DATA PROVIDED:
##############################

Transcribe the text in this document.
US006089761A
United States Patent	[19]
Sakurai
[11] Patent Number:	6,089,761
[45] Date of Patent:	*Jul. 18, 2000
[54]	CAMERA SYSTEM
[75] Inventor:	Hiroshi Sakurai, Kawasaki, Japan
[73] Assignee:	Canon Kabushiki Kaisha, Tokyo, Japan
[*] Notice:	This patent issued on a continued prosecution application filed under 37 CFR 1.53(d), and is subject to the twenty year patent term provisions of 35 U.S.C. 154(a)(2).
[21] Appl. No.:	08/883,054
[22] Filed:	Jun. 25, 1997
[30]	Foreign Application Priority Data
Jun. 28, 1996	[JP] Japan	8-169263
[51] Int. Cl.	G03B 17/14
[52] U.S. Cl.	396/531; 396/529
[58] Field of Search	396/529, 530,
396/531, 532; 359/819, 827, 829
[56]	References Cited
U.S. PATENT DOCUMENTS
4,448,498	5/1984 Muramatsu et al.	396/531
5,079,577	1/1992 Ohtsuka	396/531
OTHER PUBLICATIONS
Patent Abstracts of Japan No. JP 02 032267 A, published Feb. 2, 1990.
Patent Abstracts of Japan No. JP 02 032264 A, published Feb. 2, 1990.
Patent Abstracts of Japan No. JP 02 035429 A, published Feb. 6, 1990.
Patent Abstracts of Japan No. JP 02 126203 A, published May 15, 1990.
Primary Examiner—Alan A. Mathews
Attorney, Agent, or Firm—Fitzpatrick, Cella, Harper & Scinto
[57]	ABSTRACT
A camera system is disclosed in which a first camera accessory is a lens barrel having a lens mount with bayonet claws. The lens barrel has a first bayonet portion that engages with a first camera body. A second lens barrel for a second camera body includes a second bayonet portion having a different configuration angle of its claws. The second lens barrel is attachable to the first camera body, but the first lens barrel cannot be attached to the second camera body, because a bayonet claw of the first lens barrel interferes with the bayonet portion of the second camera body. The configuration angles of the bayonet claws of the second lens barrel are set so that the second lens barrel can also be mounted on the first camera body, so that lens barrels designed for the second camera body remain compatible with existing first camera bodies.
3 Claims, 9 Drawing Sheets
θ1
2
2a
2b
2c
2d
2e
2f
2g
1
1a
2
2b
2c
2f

##############################

Using the material above, gather every line that includes "published".

WRITTEN SOLUTION:
Patent Abstracts of Japan No. JP 02 032267 A, published Feb. 2, 1990.
Patent Abstracts of Japan No. JP 02 032264 A, published Feb. 2, 1990.
Patent Abstracts of Japan No. JP 02 035429 A, published Feb. 6, 1990.
Patent Abstracts of Japan No. JP 02 126203 A, published May 15, 1990.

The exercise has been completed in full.